[Start Exercise material]
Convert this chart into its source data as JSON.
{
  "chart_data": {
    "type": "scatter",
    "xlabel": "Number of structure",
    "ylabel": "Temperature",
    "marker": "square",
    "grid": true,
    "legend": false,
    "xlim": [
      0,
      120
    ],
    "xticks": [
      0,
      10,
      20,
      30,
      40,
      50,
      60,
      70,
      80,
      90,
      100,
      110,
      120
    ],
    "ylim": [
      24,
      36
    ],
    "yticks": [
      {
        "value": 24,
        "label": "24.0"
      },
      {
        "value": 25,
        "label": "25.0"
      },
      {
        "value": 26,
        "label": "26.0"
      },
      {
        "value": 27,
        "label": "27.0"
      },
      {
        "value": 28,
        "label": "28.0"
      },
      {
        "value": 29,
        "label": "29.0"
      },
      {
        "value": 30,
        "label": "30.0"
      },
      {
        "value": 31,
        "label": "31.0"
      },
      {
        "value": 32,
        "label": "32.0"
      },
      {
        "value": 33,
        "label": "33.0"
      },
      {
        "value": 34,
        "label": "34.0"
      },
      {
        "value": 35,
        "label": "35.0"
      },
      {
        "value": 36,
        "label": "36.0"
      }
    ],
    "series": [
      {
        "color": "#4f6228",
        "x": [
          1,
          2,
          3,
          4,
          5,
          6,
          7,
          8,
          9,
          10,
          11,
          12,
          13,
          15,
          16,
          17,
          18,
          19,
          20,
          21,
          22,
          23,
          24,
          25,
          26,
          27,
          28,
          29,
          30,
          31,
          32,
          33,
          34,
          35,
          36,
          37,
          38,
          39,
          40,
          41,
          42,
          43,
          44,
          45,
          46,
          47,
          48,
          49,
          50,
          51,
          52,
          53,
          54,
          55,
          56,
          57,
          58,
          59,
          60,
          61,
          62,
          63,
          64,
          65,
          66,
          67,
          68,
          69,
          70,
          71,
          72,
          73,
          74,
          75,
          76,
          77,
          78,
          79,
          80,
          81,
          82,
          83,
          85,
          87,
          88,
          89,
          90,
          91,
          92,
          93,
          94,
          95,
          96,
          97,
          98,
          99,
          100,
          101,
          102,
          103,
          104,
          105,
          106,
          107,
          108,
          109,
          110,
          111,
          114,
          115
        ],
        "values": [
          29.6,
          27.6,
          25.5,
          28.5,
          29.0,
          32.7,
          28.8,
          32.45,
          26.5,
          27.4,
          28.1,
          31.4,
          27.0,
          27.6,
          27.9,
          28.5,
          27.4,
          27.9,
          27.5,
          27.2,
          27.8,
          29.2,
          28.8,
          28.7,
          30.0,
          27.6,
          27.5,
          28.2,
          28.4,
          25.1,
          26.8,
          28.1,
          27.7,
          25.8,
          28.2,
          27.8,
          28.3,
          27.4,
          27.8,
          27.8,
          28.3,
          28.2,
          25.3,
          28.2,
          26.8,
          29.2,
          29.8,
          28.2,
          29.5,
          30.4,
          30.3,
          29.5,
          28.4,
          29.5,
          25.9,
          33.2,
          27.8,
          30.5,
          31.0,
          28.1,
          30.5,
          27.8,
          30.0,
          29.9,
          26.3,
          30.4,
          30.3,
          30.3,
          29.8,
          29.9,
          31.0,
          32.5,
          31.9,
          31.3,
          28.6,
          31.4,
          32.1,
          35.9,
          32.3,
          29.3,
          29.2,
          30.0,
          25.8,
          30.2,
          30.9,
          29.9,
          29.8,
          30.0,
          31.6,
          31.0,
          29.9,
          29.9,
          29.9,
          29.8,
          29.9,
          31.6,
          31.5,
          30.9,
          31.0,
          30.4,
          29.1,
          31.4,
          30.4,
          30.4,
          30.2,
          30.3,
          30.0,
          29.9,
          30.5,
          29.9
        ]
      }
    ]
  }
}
[End Exercise material]
* What the task asks:
Reproduce all the records precisely.

* The response:
Convert this chart into its source data as JSON.
{
  "chart_data": {
    "type": "scatter",
    "xlabel": "Number of structure",
    "ylabel": "Temperature",
    "marker": "square",
    "grid": true,
    "legend": false,
    "xlim": [
      0,
      120
    ],
    "xticks": [
      0,
      10,
      20,
      30,
      40,
      50,
      60,
      70,
      80,
      90,
      100,
      110,
      120
    ],
    "ylim": [
      24,
      36
    ],
    "yticks": [
      {
        "value": 24,
        "label": "24.0"
      },
      {
        "value": 25,
        "label": "25.0"
      },
      {
        "value": 26,
        "label": "26.0"
      },
      {
        "value": 27,
        "label": "27.0"
      },
      {
        "value": 28,
        "label": "28.0"
      },
      {
        "value": 29,
        "label": "29.0"
      },
      {
        "value": 30,
        "label": "30.0"
      },
      {
        "value": 31,
        "label": "31.0"
      },
      {
        "value": 32,
        "label": "32.0"
      },
      {
        "value": 33,
        "label": "33.0"
      },
      {
        "value": 34,
        "label": "34.0"
      },
      {
        "value": 35,
        "label": "35.0"
      },
      {
        "value": 36,
        "label": "36.0"
      }
    ],
    "series": [
      {
        "color": "#4f6228",
        "x": [
          1,
          2,
          3,
          4,
          5,
          6,
          7,
          8,
          9,
          10,
          11,
          12,
          13,
          15,
          16,
          17,
          18,
          19,
          20,
          21,
          22,
          23,
          24,
          25,
          26,
          27,
          28,
          29,
          30,
          31,
          32,
          33,
          34,
          35,
          36,
          37,
          38,
          39,
          40,
          41,
          42,
          43,
          44,
          45,
          46,
          47,
          48,
          49,
          50,
          51,
          52,
          53,
          54,
          55,
          56,
          57,
          58,
          59,
          60,
          61,
          62,
          63,
          64,
          65,
          66,
          67,
          68,
          69,
          70,
          71,
          72,
          73,
          74,
          75,
          76,
          77,
          78,
          79,
          80,
          81,
          82,
          83,
          85,
          87,
          88,
          89,
          90,
          91,
          92,
          93,
          94,
          95,
          96,
          97,
          98,
          99,
          100,
          101,
          102,
          103,
          104,
          105,
          106,
          107,
          108,
          109,
          110,
          111,
          114,
          115
        ],
        "values": [
          29.6,
          27.6,
          25.5,
          28.5,
          29.0,
          32.7,
          28.8,
          32.45,
          26.5,
          27.4,
          28.1,
          31.4,
          27.0,
          27.6,
          27.9,
          28.5,
          27.4,
          27.9,
          27.5,
          27.2,
          27.8,
          29.2,
          28.8,
          28.7,
          30.0,
          27.6,
          27.5,
          28.2,
          28.4,
          25.1,
          26.8,
          28.1,
          27.7,
          25.8,
          28.2,
          27.8,
          28.3,
          27.4,
          27.8,
          27.8,
          28.3,
          28.2,
          25.3,
          28.2,
          26.8,
          29.2,
          29.8,
          28.2,
          29.5,
          30.4,
          30.3,
          29.5,
          28.4,
          29.5,
          25.9,
          33.2,
          27.8,
          30.5,
          31.0,
          28.1,
          30.5,
          27.8,
          30.0,
          29.9,
          26.3,
          30.4,
          30.3,
          30.3,
          29.8,
          29.9,
          31.0,
          32.5,
          31.9,
          31.3,
          28.6,
          31.4,
          32.1,
          35.9,
          32.3,
          29.3,
          29.2,
          30.0,
          25.8,
          30.2,
          30.9,
          29.9,
          29.8,
          30.0,
          31.6,
          31.0,
          29.9,
          29.9,
          29.9,
          29.8,
          29.9,
          31.6,
          31.5,
          30.9,
          31.0,
          30.4,
          29.1,
          31.4,
          30.4,
          30.4,
          30.2,
          30.3,
          30.0,
          29.9,
          30.5,
          29.9
        ]
      }
    ]
  }
}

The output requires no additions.